[Entries taken from a collection]
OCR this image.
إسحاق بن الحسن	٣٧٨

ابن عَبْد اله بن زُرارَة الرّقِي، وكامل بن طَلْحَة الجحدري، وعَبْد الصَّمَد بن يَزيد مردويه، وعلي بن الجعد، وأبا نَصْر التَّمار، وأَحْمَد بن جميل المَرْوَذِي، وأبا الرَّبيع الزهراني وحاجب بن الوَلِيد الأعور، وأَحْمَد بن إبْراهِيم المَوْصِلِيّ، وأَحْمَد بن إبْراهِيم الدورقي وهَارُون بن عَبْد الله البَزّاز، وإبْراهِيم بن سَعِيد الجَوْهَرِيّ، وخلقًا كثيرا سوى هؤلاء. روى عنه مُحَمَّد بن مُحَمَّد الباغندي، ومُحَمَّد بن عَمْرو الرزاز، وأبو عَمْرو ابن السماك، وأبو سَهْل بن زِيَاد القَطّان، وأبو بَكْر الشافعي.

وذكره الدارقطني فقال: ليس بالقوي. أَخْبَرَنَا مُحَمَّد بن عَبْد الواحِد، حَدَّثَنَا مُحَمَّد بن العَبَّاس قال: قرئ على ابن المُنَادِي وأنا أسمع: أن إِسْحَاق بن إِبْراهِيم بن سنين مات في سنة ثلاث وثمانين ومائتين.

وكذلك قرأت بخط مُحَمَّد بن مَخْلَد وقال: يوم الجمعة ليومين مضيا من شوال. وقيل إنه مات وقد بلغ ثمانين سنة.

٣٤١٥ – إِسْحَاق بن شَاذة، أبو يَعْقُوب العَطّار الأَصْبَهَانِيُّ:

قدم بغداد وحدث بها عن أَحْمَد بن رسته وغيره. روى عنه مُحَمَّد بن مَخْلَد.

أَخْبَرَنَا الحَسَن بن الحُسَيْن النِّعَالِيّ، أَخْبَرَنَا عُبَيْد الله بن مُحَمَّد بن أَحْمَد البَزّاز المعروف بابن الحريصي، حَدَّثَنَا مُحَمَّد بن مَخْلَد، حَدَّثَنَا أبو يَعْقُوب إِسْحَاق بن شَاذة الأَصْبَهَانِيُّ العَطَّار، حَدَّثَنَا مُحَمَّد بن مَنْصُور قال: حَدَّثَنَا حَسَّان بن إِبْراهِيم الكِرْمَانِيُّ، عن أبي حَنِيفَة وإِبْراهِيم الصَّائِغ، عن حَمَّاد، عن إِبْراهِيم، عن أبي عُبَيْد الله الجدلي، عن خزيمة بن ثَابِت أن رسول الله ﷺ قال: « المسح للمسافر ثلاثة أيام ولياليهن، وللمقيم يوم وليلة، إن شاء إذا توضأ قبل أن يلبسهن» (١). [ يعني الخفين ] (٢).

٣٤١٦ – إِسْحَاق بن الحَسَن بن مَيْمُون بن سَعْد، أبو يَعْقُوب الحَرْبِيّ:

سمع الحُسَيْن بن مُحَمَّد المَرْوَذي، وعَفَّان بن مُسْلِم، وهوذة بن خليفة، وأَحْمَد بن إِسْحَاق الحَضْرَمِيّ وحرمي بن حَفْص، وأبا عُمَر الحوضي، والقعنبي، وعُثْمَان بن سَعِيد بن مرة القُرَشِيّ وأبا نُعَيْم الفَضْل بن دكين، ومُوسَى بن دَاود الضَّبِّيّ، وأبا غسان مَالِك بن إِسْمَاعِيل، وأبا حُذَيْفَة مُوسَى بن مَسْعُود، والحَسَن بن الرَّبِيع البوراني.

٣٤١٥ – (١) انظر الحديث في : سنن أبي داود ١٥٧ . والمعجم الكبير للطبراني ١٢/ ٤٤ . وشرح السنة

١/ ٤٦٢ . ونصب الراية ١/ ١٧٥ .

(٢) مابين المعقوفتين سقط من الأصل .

# [WORK REQUIRED]
Repeat the listing above without any change.

# [WRITTEN SOLUTION]
OCR this image.
إسحاق بن الحسن	٣٧٨

ابن عَبْد اله بن زُرارَة الرّقِي، وكامل بن طَلْحَة الجحدري، وعَبْد الصَّمَد بن يَزيد مردويه، وعلي بن الجعد، وأبا نَصْر التَّمار، وأَحْمَد بن جميل المَرْوَذِي، وأبا الرَّبيع الزهراني وحاجب بن الوَلِيد الأعور، وأَحْمَد بن إبْراهِيم المَوْصِلِيّ، وأَحْمَد بن إبْراهِيم الدورقي وهَارُون بن عَبْد الله البَزّاز، وإبْراهِيم بن سَعِيد الجَوْهَرِيّ، وخلقًا كثيرا سوى هؤلاء. روى عنه مُحَمَّد بن مُحَمَّد الباغندي، ومُحَمَّد بن عَمْرو الرزاز، وأبو عَمْرو ابن السماك، وأبو سَهْل بن زِيَاد القَطّان، وأبو بَكْر الشافعي.

وذكره الدارقطني فقال: ليس بالقوي. أَخْبَرَنَا مُحَمَّد بن عَبْد الواحِد، حَدَّثَنَا مُحَمَّد بن العَبَّاس قال: قرئ على ابن المُنَادِي وأنا أسمع: أن إِسْحَاق بن إِبْراهِيم بن سنين مات في سنة ثلاث وثمانين ومائتين.

وكذلك قرأت بخط مُحَمَّد بن مَخْلَد وقال: يوم الجمعة ليومين مضيا من شوال. وقيل إنه مات وقد بلغ ثمانين سنة.

٣٤١٥ – إِسْحَاق بن شَاذة، أبو يَعْقُوب العَطّار الأَصْبَهَانِيُّ:

قدم بغداد وحدث بها عن أَحْمَد بن رسته وغيره. روى عنه مُحَمَّد بن مَخْلَد.

أَخْبَرَنَا الحَسَن بن الحُسَيْن النِّعَالِيّ، أَخْبَرَنَا عُبَيْد الله بن مُحَمَّد بن أَحْمَد البَزّاز المعروف بابن الحريصي، حَدَّثَنَا مُحَمَّد بن مَخْلَد، حَدَّثَنَا أبو يَعْقُوب إِسْحَاق بن شَاذة الأَصْبَهَانِيُّ العَطَّار، حَدَّثَنَا مُحَمَّد بن مَنْصُور قال: حَدَّثَنَا حَسَّان بن إِبْراهِيم الكِرْمَانِيُّ، عن أبي حَنِيفَة وإِبْراهِيم الصَّائِغ، عن حَمَّاد، عن إِبْراهِيم، عن أبي عُبَيْد الله الجدلي، عن خزيمة بن ثَابِت أن رسول الله ﷺ قال: « المسح للمسافر ثلاثة أيام ولياليهن، وللمقيم يوم وليلة، إن شاء إذا توضأ قبل أن يلبسهن» (١). [ يعني الخفين ] (٢).

٣٤١٦ – إِسْحَاق بن الحَسَن بن مَيْمُون بن سَعْد، أبو يَعْقُوب الحَرْبِيّ:

سمع الحُسَيْن بن مُحَمَّد المَرْوَذي، وعَفَّان بن مُسْلِم، وهوذة بن خليفة، وأَحْمَد بن إِسْحَاق الحَضْرَمِيّ وحرمي بن حَفْص، وأبا عُمَر الحوضي، والقعنبي، وعُثْمَان بن سَعِيد بن مرة القُرَشِيّ وأبا نُعَيْم الفَضْل بن دكين، ومُوسَى بن دَاود الضَّبِّيّ، وأبا غسان مَالِك بن إِسْمَاعِيل، وأبا حُذَيْفَة مُوسَى بن مَسْعُود، والحَسَن بن الرَّبِيع البوراني.

٣٤١٥ – (١) انظر الحديث في : سنن أبي داود ١٥٧ . والمعجم الكبير للطبراني ١٢/ ٤٤ . وشرح السنة

١/ ٤٦٢ . ونصب الراية ١/ ١٧٥ .

(٢) مابين المعقوفتين سقط من الأصل .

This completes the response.